[RAW DATA]:

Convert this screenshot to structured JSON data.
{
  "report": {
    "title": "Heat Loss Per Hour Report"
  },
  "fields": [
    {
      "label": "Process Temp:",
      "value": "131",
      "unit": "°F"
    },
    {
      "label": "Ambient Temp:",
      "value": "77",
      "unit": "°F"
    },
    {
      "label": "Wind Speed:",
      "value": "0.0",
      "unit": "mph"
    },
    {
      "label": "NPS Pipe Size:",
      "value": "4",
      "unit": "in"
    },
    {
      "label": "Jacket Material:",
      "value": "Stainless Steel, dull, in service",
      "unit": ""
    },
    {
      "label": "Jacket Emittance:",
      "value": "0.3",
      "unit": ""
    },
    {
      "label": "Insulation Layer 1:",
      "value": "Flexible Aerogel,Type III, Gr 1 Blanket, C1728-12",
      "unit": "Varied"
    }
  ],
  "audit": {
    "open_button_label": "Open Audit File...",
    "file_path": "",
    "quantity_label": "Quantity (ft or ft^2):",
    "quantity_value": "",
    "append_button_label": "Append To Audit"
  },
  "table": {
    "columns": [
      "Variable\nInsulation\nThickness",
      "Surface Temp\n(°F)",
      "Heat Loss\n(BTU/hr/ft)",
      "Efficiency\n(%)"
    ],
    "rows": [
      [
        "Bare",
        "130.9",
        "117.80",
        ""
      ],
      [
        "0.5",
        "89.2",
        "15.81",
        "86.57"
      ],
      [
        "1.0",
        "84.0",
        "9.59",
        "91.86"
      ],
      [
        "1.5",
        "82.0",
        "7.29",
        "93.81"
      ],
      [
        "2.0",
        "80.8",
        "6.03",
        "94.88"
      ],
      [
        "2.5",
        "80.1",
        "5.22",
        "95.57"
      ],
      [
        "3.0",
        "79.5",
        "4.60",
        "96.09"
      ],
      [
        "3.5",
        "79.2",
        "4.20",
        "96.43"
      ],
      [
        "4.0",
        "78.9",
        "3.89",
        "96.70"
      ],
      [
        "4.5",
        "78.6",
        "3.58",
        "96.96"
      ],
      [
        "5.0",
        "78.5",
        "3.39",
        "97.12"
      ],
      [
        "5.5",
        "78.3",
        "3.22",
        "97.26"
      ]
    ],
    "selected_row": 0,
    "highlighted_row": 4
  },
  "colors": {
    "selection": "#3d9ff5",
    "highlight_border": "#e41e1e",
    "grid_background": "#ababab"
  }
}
...
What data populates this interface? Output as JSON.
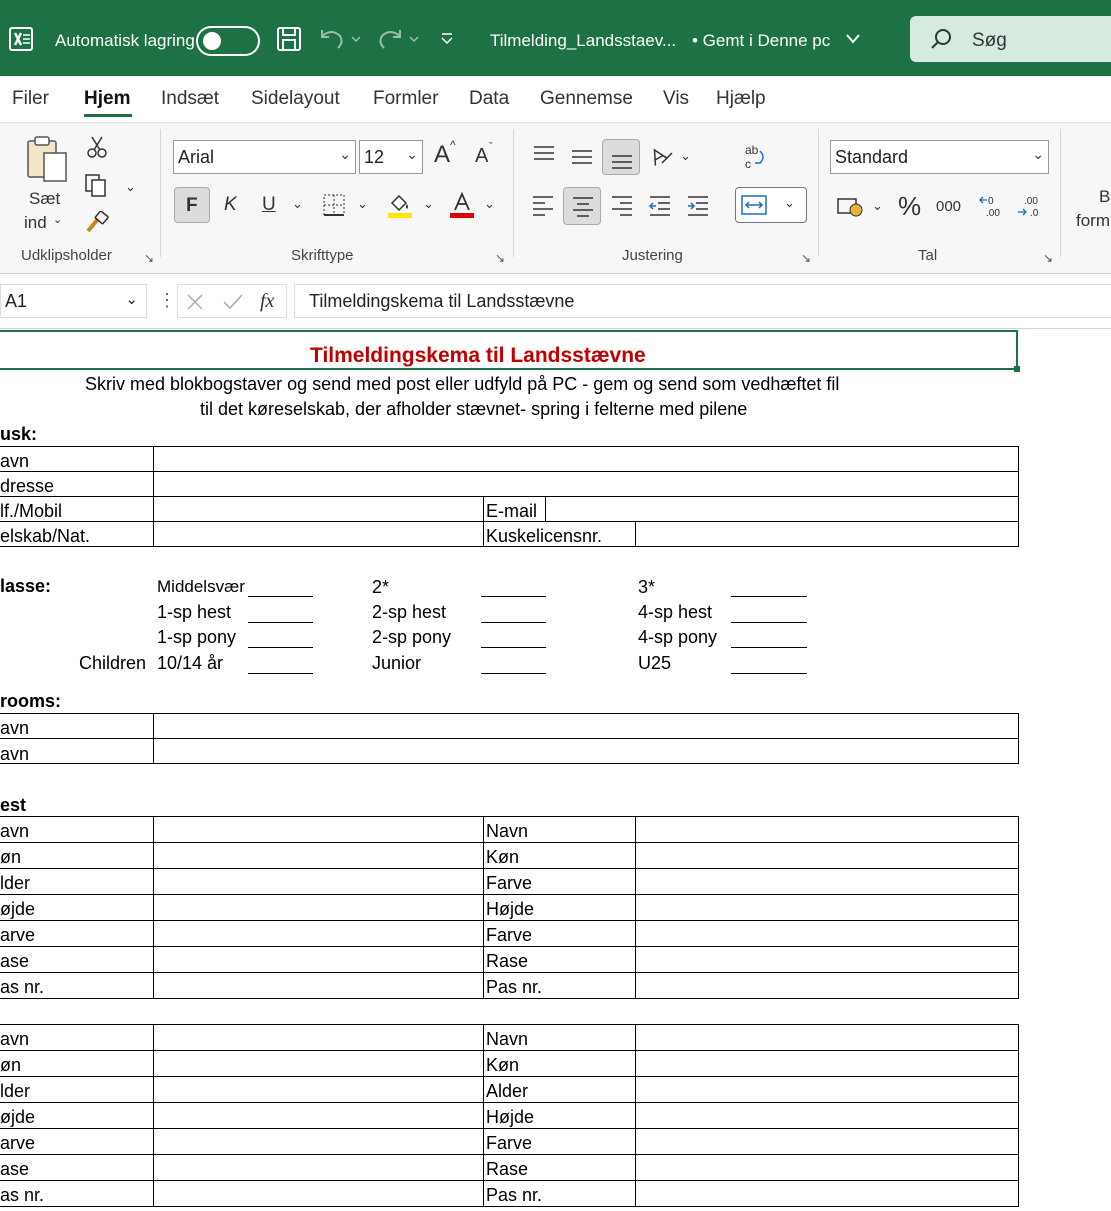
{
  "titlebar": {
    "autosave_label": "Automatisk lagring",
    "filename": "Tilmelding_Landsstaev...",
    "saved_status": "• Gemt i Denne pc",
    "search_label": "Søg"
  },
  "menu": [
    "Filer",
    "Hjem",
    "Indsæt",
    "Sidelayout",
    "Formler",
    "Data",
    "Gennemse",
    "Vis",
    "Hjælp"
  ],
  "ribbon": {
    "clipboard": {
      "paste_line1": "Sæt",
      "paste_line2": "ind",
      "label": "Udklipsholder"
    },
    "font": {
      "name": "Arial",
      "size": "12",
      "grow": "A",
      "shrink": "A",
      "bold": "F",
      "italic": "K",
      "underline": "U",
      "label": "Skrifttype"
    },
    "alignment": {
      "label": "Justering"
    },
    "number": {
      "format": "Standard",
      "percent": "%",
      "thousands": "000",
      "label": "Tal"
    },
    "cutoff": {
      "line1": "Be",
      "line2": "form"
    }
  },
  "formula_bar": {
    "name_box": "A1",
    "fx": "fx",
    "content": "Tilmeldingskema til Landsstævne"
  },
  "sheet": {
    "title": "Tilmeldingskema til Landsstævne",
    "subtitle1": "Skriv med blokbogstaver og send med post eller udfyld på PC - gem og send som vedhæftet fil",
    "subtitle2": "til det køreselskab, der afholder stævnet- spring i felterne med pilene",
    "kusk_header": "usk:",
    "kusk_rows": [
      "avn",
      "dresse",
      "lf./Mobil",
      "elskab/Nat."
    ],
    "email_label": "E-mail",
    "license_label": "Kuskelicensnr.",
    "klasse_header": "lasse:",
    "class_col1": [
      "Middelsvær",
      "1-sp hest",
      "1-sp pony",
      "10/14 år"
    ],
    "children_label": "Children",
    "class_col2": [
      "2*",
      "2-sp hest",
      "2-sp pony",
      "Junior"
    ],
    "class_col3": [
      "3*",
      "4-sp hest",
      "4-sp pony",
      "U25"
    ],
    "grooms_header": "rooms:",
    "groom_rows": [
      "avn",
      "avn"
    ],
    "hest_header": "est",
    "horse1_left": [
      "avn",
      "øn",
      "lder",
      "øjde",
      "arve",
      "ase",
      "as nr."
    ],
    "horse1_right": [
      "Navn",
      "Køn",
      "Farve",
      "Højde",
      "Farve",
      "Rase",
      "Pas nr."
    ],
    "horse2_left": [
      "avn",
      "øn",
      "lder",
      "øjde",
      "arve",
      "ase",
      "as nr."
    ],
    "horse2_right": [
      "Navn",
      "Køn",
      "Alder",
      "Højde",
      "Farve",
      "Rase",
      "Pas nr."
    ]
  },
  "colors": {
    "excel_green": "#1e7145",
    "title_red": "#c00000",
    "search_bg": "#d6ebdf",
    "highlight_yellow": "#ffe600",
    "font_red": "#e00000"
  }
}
---
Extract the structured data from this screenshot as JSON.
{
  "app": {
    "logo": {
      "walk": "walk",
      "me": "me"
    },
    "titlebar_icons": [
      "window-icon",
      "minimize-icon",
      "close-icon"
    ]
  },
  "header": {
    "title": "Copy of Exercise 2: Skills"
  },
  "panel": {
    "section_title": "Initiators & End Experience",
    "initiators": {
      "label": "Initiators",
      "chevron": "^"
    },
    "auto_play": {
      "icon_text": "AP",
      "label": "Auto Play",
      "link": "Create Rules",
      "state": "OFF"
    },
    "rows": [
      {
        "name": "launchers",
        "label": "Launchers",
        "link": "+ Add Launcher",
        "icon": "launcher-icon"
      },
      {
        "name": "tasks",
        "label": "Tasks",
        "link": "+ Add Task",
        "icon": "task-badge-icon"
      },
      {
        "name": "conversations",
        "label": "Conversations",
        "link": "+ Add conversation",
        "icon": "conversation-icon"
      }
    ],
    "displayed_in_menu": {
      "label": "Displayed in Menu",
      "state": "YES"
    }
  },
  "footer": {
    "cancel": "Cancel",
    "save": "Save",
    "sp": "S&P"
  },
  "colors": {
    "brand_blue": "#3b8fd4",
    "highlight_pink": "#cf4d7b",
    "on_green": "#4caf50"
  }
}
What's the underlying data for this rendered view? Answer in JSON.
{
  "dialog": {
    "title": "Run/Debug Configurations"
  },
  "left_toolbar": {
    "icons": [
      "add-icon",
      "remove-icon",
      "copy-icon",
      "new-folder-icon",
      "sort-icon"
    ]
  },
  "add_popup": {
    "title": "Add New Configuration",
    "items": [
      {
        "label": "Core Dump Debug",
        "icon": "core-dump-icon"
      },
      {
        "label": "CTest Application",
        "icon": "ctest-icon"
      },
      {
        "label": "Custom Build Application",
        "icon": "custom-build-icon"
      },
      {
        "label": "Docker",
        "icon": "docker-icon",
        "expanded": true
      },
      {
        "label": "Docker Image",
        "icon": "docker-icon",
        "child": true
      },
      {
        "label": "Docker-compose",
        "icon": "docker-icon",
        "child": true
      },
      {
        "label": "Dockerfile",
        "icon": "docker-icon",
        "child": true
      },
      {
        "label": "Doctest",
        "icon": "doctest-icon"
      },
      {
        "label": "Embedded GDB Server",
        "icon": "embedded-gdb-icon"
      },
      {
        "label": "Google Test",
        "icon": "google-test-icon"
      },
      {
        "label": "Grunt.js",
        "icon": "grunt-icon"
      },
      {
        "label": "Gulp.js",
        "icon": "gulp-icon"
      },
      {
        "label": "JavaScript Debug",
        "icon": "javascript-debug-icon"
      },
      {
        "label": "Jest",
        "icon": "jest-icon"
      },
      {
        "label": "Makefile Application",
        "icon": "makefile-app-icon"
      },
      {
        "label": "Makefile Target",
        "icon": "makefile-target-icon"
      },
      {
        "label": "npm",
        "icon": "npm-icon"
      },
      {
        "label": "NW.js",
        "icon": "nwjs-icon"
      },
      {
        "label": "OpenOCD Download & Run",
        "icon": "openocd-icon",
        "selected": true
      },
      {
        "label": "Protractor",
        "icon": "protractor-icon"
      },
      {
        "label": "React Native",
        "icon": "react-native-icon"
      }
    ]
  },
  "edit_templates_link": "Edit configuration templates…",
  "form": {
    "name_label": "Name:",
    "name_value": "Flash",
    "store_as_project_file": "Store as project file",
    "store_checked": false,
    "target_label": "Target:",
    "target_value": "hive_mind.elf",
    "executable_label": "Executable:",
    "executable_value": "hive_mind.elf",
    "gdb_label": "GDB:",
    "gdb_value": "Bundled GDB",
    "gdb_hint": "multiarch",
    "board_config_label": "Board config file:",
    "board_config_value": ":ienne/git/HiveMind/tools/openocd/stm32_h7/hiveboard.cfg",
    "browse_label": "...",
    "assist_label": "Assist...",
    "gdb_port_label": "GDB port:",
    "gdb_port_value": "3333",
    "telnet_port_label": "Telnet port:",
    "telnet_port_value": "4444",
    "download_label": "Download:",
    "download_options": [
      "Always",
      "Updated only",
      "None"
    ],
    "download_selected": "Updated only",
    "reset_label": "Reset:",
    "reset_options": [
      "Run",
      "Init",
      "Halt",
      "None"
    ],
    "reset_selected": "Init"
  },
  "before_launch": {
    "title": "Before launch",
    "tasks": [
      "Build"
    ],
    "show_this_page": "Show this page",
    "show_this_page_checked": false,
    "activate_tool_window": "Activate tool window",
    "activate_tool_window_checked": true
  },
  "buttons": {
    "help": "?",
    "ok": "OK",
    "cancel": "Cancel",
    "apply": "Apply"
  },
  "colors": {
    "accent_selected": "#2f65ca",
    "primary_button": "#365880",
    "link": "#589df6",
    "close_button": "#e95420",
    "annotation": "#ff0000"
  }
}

[BRIEF]:
Figure out how many lines above include the string "Updated", then report that number and nothing else.

[TASK OUTPUT]:
2